Excerpt from a dataset
• • • • •

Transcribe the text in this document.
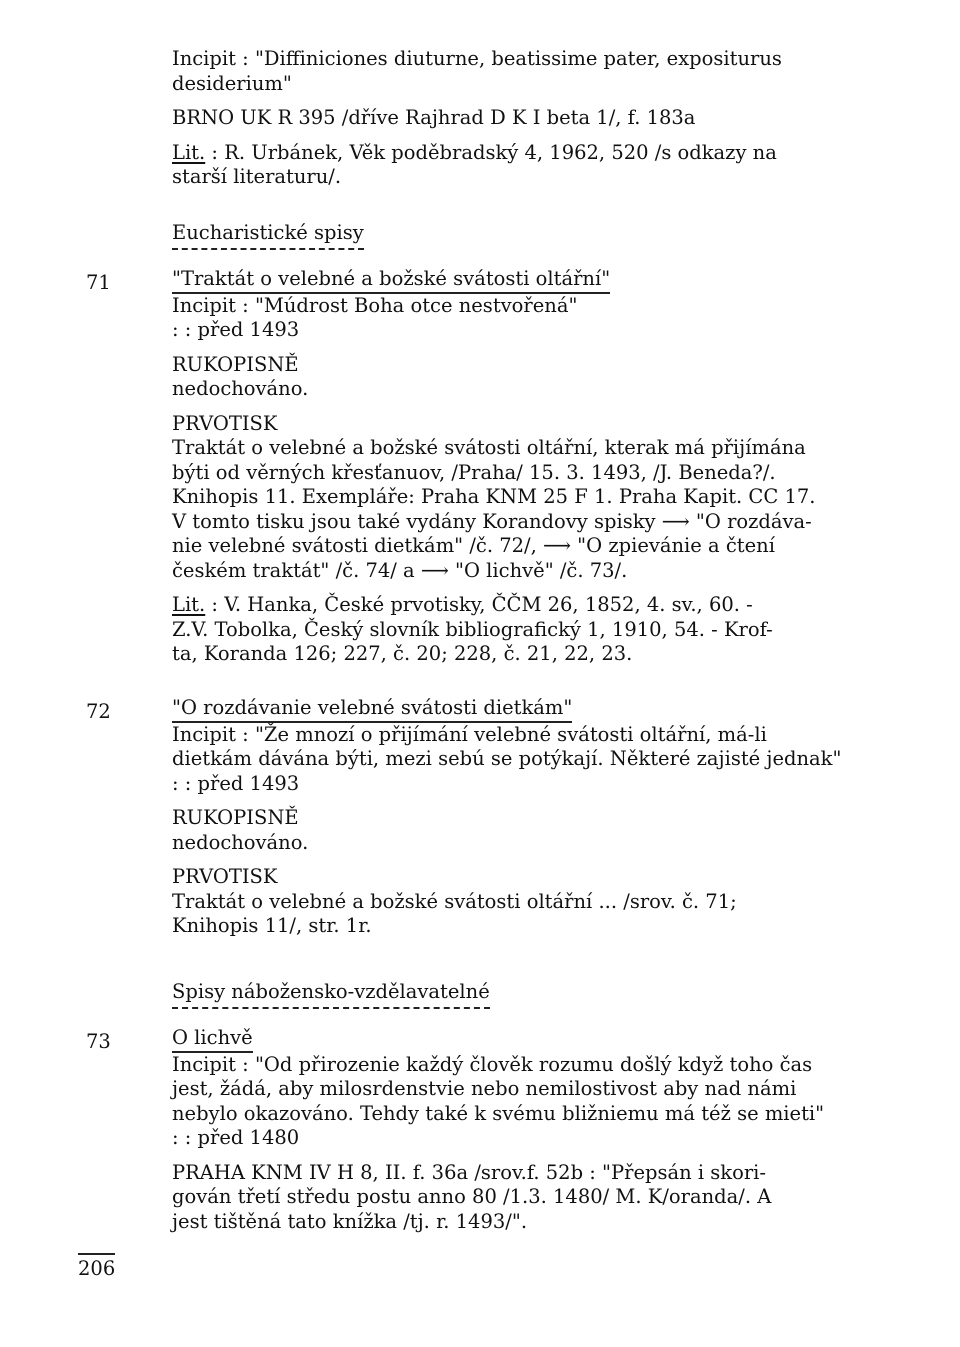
Incipit : "Diffiniciones diuturne, beatissime pater, expositurus
desiderium"
BRNO UK R 395 /dříve Rajhrad D K I beta 1/, f. 183a
Lit. : R. Urbánek, Věk poděbradský 4, 1962, 520 /s odkazy na
starší literaturu/.
Eucharistické spisy
71	"Traktát o velebné a božské svátosti oltářní"
Incipit : "Múdrost Boha otce nestvořená"
: : před 1493
RUKOPISNĚ
nedochováno.
PRVOTISK
Traktát o velebné a božské svátosti oltářní, kterak má přijímána
býti od věrných křesťanuov, /Praha/ 15. 3. 1493, /J. Beneda?/.
Knihopis 11. Exempláře: Praha KNM 25 F 1. Praha Kapit. CC 17.
V tomto tisku jsou také vydány Korandovy spisky ⟶ "O rozdáva-
nie velebné svátosti dietkám" /č. 72/, ⟶ "O zpievánie a čtení
českém traktát" /č. 74/ a ⟶ "O lichvě" /č. 73/.
Lit. : V. Hanka, České prvotisky, ČČM 26, 1852, 4. sv., 60. -
Z.V. Tobolka, Český slovník bibliografický 1, 1910, 54. - Krof-
ta, Koranda 126; 227, č. 20; 228, č. 21, 22, 23.
72	"O rozdávanie velebné svátosti dietkám"
Incipit : "Že mnozí o přijímání velebné svátosti oltářní, má-li
dietkám dávána býti, mezi sebú se potýkají. Některé zajisté jednak"
: : před 1493
RUKOPISNĚ
nedochováno.
PRVOTISK
Traktát o velebné a božské svátosti oltářní ... /srov. č. 71;
Knihopis 11/, str. 1r.
Spisy nábožensko-vzdělavatelné
73	O lichvě
Incipit : "Od přirozenie každý člověk rozumu došlý když toho čas
jest, žádá, aby milosrdenstvie nebo nemilostivost aby nad námi
nebylo okazováno. Tehdy také k svému bližniemu má též se mieti"
: : před 1480
PRAHA KNM IV H 8, II. f. 36a /srov.f. 52b : "Přepsán i skori-
gován třetí středu postu anno 80 /1.3. 1480/ M. K/oranda/. A
jest tištěná tato knížka /tj. r. 1493/".
206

• • • • •

EXERCISE GOAL -> Return all of the entries word for word, but omit the pictures.

SOLUTION TO THIS PROBLEM ->
Transcribe the text in this document.
Incipit : "Diffiniciones diuturne, beatissime pater, expositurus
desiderium"
BRNO UK R 395 /dříve Rajhrad D K I beta 1/, f. 183a
Lit. : R. Urbánek, Věk poděbradský 4, 1962, 520 /s odkazy na
starší literaturu/.
Eucharistické spisy
71	"Traktát o velebné a božské svátosti oltářní"
Incipit : "Múdrost Boha otce nestvořená"
: : před 1493
RUKOPISNĚ
nedochováno.
PRVOTISK
Traktát o velebné a božské svátosti oltářní, kterak má přijímána
býti od věrných křesťanuov, /Praha/ 15. 3. 1493, /J. Beneda?/.
Knihopis 11. Exempláře: Praha KNM 25 F 1. Praha Kapit. CC 17.
V tomto tisku jsou také vydány Korandovy spisky ⟶ "O rozdáva-
nie velebné svátosti dietkám" /č. 72/, ⟶ "O zpievánie a čtení
českém traktát" /č. 74/ a ⟶ "O lichvě" /č. 73/.
Lit. : V. Hanka, České prvotisky, ČČM 26, 1852, 4. sv., 60. -
Z.V. Tobolka, Český slovník bibliografický 1, 1910, 54. - Krof-
ta, Koranda 126; 227, č. 20; 228, č. 21, 22, 23.
72	"O rozdávanie velebné svátosti dietkám"
Incipit : "Že mnozí o přijímání velebné svátosti oltářní, má-li
dietkám dávána býti, mezi sebú se potýkají. Některé zajisté jednak"
: : před 1493
RUKOPISNĚ
nedochováno.
PRVOTISK
Traktát o velebné a božské svátosti oltářní ... /srov. č. 71;
Knihopis 11/, str. 1r.
Spisy nábožensko-vzdělavatelné
73	O lichvě
Incipit : "Od přirozenie každý člověk rozumu došlý když toho čas
jest, žádá, aby milosrdenstvie nebo nemilostivost aby nad námi
nebylo okazováno. Tehdy také k svému bližniemu má též se mieti"
: : před 1480
PRAHA KNM IV H 8, II. f. 36a /srov.f. 52b : "Přepsán i skori-
gován třetí středu postu anno 80 /1.3. 1480/ M. K/oranda/. A
jest tištěná tato knížka /tj. r. 1493/".
206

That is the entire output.